* BEGIN *

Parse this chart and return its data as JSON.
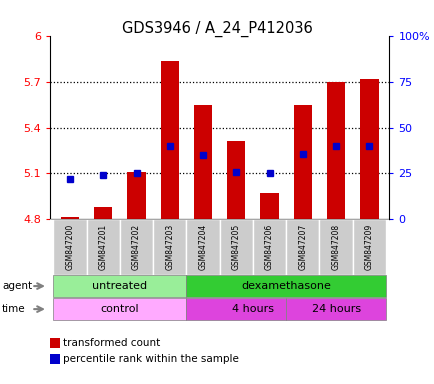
{
  "title": "GDS3946 / A_24_P412036",
  "samples": [
    "GSM847200",
    "GSM847201",
    "GSM847202",
    "GSM847203",
    "GSM847204",
    "GSM847205",
    "GSM847206",
    "GSM847207",
    "GSM847208",
    "GSM847209"
  ],
  "bar_values": [
    4.81,
    4.88,
    5.11,
    5.84,
    5.55,
    5.31,
    4.97,
    5.55,
    5.7,
    5.72
  ],
  "bar_base": 4.8,
  "percentile_values": [
    5.06,
    5.09,
    5.1,
    5.28,
    5.22,
    5.11,
    5.1,
    5.23,
    5.28,
    5.28
  ],
  "ylim_left": [
    4.8,
    6.0
  ],
  "ylim_right": [
    0,
    100
  ],
  "yticks_left": [
    4.8,
    5.1,
    5.4,
    5.7,
    6.0
  ],
  "yticks_right": [
    0,
    25,
    50,
    75,
    100
  ],
  "ytick_labels_left": [
    "4.8",
    "5.1",
    "5.4",
    "5.7",
    "6"
  ],
  "ytick_labels_right": [
    "0",
    "25",
    "50",
    "75",
    "100%"
  ],
  "bar_color": "#cc0000",
  "percentile_color": "#0000cc",
  "agent_untreated_color": "#99ee99",
  "agent_dex_color": "#33cc33",
  "time_control_color": "#ffaaff",
  "time_4h_color": "#dd44dd",
  "time_24h_color": "#dd44dd",
  "sample_bg_color": "#cccccc",
  "bar_width": 0.55,
  "percentile_marker_size": 5
}
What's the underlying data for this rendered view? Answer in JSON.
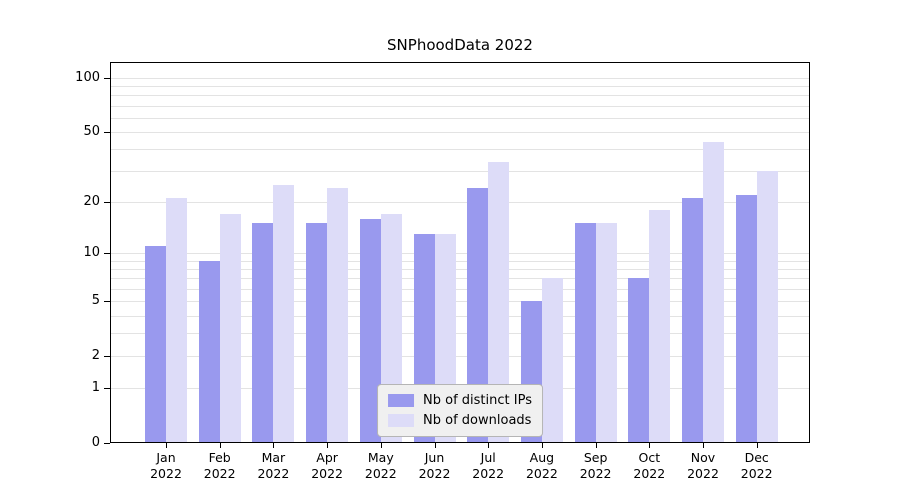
{
  "title": "SNPhoodData 2022",
  "chart_data": {
    "type": "bar",
    "title": "SNPhoodData 2022",
    "categories": [
      "Jan",
      "Feb",
      "Mar",
      "Apr",
      "May",
      "Jun",
      "Jul",
      "Aug",
      "Sep",
      "Oct",
      "Nov",
      "Dec"
    ],
    "category_year": "2022",
    "series": [
      {
        "name": "Nb of distinct IPs",
        "color": "#9999ee",
        "values": [
          11,
          9,
          15,
          15,
          16,
          13,
          24,
          5,
          15,
          7,
          21,
          22
        ]
      },
      {
        "name": "Nb of downloads",
        "color": "#dddcf8",
        "values": [
          21,
          17,
          25,
          24,
          17,
          13,
          34,
          7,
          15,
          18,
          44,
          30
        ]
      }
    ],
    "xlabel": "",
    "ylabel": "",
    "yscale": "log1p",
    "ylim": [
      0,
      122
    ],
    "yticks": [
      100,
      50,
      20,
      10,
      5,
      2,
      1,
      0
    ],
    "grid": "horizontal",
    "grid_values": [
      1,
      2,
      3,
      4,
      5,
      6,
      7,
      8,
      9,
      10,
      20,
      30,
      40,
      50,
      60,
      70,
      80,
      90,
      100
    ],
    "grid_color": "#e3e3e3",
    "legend_position": "lower center",
    "legend_bg": "#f0f0f0"
  }
}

* END *

Leave out the pictures and copy every record above exactly.

Output below
Parse this chart and return its data as JSON.
{
  "title": "GDS3946 / A_24_P412036",
  "samples": [
    "GSM847200",
    "GSM847201",
    "GSM847202",
    "GSM847203",
    "GSM847204",
    "GSM847205",
    "GSM847206",
    "GSM847207",
    "GSM847208",
    "GSM847209"
  ],
  "bar_values": [
    4.81,
    4.88,
    5.11,
    5.84,
    5.55,
    5.31,
    4.97,
    5.55,
    5.7,
    5.72
  ],
  "bar_base": 4.8,
  "percentile_values": [
    5.06,
    5.09,
    5.1,
    5.28,
    5.22,
    5.11,
    5.1,
    5.23,
    5.28,
    5.28
  ],
  "ylim_left": [
    4.8,
    6.0
  ],
  "ylim_right": [
    0,
    100
  ],
  "yticks_left": [
    4.8,
    5.1,
    5.4,
    5.7,
    6.0
  ],
  "yticks_right": [
    0,
    25,
    50,
    75,
    100
  ],
  "ytick_labels_left": [
    "4.8",
    "5.1",
    "5.4",
    "5.7",
    "6"
  ],
  "ytick_labels_right": [
    "0",
    "25",
    "50",
    "75",
    "100%"
  ],
  "bar_color": "#cc0000",
  "percentile_color": "#0000cc",
  "agent_untreated_color": "#99ee99",
  "agent_dex_color": "#33cc33",
  "time_control_color": "#ffaaff",
  "time_4h_color": "#dd44dd",
  "time_24h_color": "#dd44dd",
  "sample_bg_color": "#cccccc",
  "bar_width": 0.55,
  "percentile_marker_size": 5
}
What's the underlying data for this rendered view? Answer in JSON.
{
  "title": "SNPhoodData 2022",
  "chart_data": {
    "type": "bar",
    "title": "SNPhoodData 2022",
    "categories": [
      "Jan",
      "Feb",
      "Mar",
      "Apr",
      "May",
      "Jun",
      "Jul",
      "Aug",
      "Sep",
      "Oct",
      "Nov",
      "Dec"
    ],
    "category_year": "2022",
    "series": [
      {
        "name": "Nb of distinct IPs",
        "color": "#9999ee",
        "values": [
          11,
          9,
          15,
          15,
          16,
          13,
          24,
          5,
          15,
          7,
          21,
          22
        ]
      },
      {
        "name": "Nb of downloads",
        "color": "#dddcf8",
        "values": [
          21,
          17,
          25,
          24,
          17,
          13,
          34,
          7,
          15,
          18,
          44,
          30
        ]
      }
    ],
    "xlabel": "",
    "ylabel": "",
    "yscale": "log1p",
    "ylim": [
      0,
      122
    ],
    "yticks": [
      100,
      50,
      20,
      10,
      5,
      2,
      1,
      0
    ],
    "grid": "horizontal",
    "grid_values": [
      1,
      2,
      3,
      4,
      5,
      6,
      7,
      8,
      9,
      10,
      20,
      30,
      40,
      50,
      60,
      70,
      80,
      90,
      100
    ],
    "grid_color": "#e3e3e3",
    "legend_position": "lower center",
    "legend_bg": "#f0f0f0"
  }
}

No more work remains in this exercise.